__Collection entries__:

•••

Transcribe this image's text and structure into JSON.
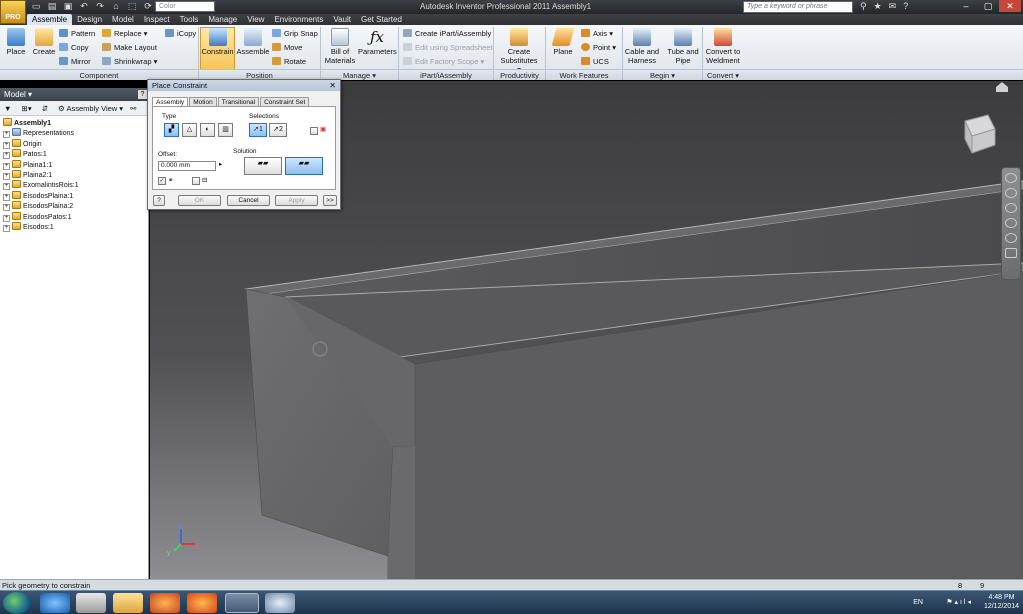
{
  "titlebar": {
    "app_button_label": "PRO",
    "color_placeholder": "Color",
    "window_title": "Autodesk Inventor Professional 2011    Assembly1",
    "search_placeholder": "Type a keyword or phrase"
  },
  "menu": [
    "Assemble",
    "Design",
    "Model",
    "Inspect",
    "Tools",
    "Manage",
    "View",
    "Environments",
    "Vault",
    "Get Started"
  ],
  "ribbon": {
    "component": {
      "place": "Place",
      "create": "Create",
      "pattern": "Pattern",
      "copy": "Copy",
      "mirror": "Mirror",
      "replace": "Replace",
      "make_layout": "Make Layout",
      "shrinkwrap": "Shrinkwrap",
      "icopy": "iCopy",
      "group": "Component"
    },
    "position": {
      "constrain": "Constrain",
      "assemble": "Assemble",
      "grip_snap": "Grip Snap",
      "move": "Move",
      "rotate": "Rotate",
      "group": "Position"
    },
    "manage": {
      "bom": "Bill of Materials",
      "parameters": "Parameters",
      "group": "Manage"
    },
    "ipart": {
      "create_ipart": "Create iPart/iAssembly",
      "edit_spreadsheet": "Edit using Spreadsheet",
      "edit_factory": "Edit Factory Scope",
      "group": "iPart/iAssembly"
    },
    "productivity": {
      "create_substitutes": "Create Substitutes",
      "group": "Productivity"
    },
    "work_features": {
      "plane": "Plane",
      "axis": "Axis",
      "point": "Point",
      "ucs": "UCS",
      "group": "Work Features"
    },
    "begin": {
      "cable_harness": "Cable and Harness",
      "tube_pipe": "Tube and Pipe",
      "group": "Begin"
    },
    "convert": {
      "weldment": "Convert to Weldment",
      "group": "Convert"
    }
  },
  "model_panel": {
    "title": "Model",
    "help": "?",
    "view_label": "Assembly View",
    "tree": [
      "Assembly1",
      "Representations",
      "Origin",
      "Patos:1",
      "Plaina1:1",
      "Plaina2:1",
      "ExomalintisRois:1",
      "EisodosPlaina:1",
      "EisodosPlaina:2",
      "EisodosPatos:1",
      "Eisodos:1"
    ]
  },
  "dialog": {
    "title": "Place Constraint",
    "tabs": [
      "Assembly",
      "Motion",
      "Transitional",
      "Constraint Set"
    ],
    "type_label": "Type",
    "selections_label": "Selections",
    "offset_label": "Offset:",
    "offset_value": "0.000 mm",
    "solution_label": "Solution",
    "sel1": "1",
    "sel2": "2",
    "help": "?",
    "ok": "OK",
    "cancel": "Cancel",
    "apply": "Apply",
    "more": ">>"
  },
  "status": {
    "message": "Pick geometry to constrain",
    "n1": "8",
    "n2": "9"
  },
  "tray": {
    "lang": "EN",
    "time": "4:48 PM",
    "date": "12/12/2014"
  },
  "colors": {
    "ribbon_bg": "#e8ecf1",
    "titlebar": "#2f3135",
    "viewport_top": "#3c3c3e",
    "viewport_bottom": "#8e8e92",
    "active_tool": "#f7c55d"
  }
}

•••

__What this task involves__:
Transcribe all entries above exactly. Drop the pictures.

__Exercise output__:
Transcribe this image's text and structure into JSON.
{
  "titlebar": {
    "app_button_label": "PRO",
    "color_placeholder": "Color",
    "window_title": "Autodesk Inventor Professional 2011    Assembly1",
    "search_placeholder": "Type a keyword or phrase"
  },
  "menu": [
    "Assemble",
    "Design",
    "Model",
    "Inspect",
    "Tools",
    "Manage",
    "View",
    "Environments",
    "Vault",
    "Get Started"
  ],
  "ribbon": {
    "component": {
      "place": "Place",
      "create": "Create",
      "pattern": "Pattern",
      "copy": "Copy",
      "mirror": "Mirror",
      "replace": "Replace",
      "make_layout": "Make Layout",
      "shrinkwrap": "Shrinkwrap",
      "icopy": "iCopy",
      "group": "Component"
    },
    "position": {
      "constrain": "Constrain",
      "assemble": "Assemble",
      "grip_snap": "Grip Snap",
      "move": "Move",
      "rotate": "Rotate",
      "group": "Position"
    },
    "manage": {
      "bom": "Bill of Materials",
      "parameters": "Parameters",
      "group": "Manage"
    },
    "ipart": {
      "create_ipart": "Create iPart/iAssembly",
      "edit_spreadsheet": "Edit using Spreadsheet",
      "edit_factory": "Edit Factory Scope",
      "group": "iPart/iAssembly"
    },
    "productivity": {
      "create_substitutes": "Create Substitutes",
      "group": "Productivity"
    },
    "work_features": {
      "plane": "Plane",
      "axis": "Axis",
      "point": "Point",
      "ucs": "UCS",
      "group": "Work Features"
    },
    "begin": {
      "cable_harness": "Cable and Harness",
      "tube_pipe": "Tube and Pipe",
      "group": "Begin"
    },
    "convert": {
      "weldment": "Convert to Weldment",
      "group": "Convert"
    }
  },
  "model_panel": {
    "title": "Model",
    "help": "?",
    "view_label": "Assembly View",
    "tree": [
      "Assembly1",
      "Representations",
      "Origin",
      "Patos:1",
      "Plaina1:1",
      "Plaina2:1",
      "ExomalintisRois:1",
      "EisodosPlaina:1",
      "EisodosPlaina:2",
      "EisodosPatos:1",
      "Eisodos:1"
    ]
  },
  "dialog": {
    "title": "Place Constraint",
    "tabs": [
      "Assembly",
      "Motion",
      "Transitional",
      "Constraint Set"
    ],
    "type_label": "Type",
    "selections_label": "Selections",
    "offset_label": "Offset:",
    "offset_value": "0.000 mm",
    "solution_label": "Solution",
    "sel1": "1",
    "sel2": "2",
    "help": "?",
    "ok": "OK",
    "cancel": "Cancel",
    "apply": "Apply",
    "more": ">>"
  },
  "status": {
    "message": "Pick geometry to constrain",
    "n1": "8",
    "n2": "9"
  },
  "tray": {
    "lang": "EN",
    "time": "4:48 PM",
    "date": "12/12/2014"
  },
  "colors": {
    "ribbon_bg": "#e8ecf1",
    "titlebar": "#2f3135",
    "viewport_top": "#3c3c3e",
    "viewport_bottom": "#8e8e92",
    "active_tool": "#f7c55d"
  }
}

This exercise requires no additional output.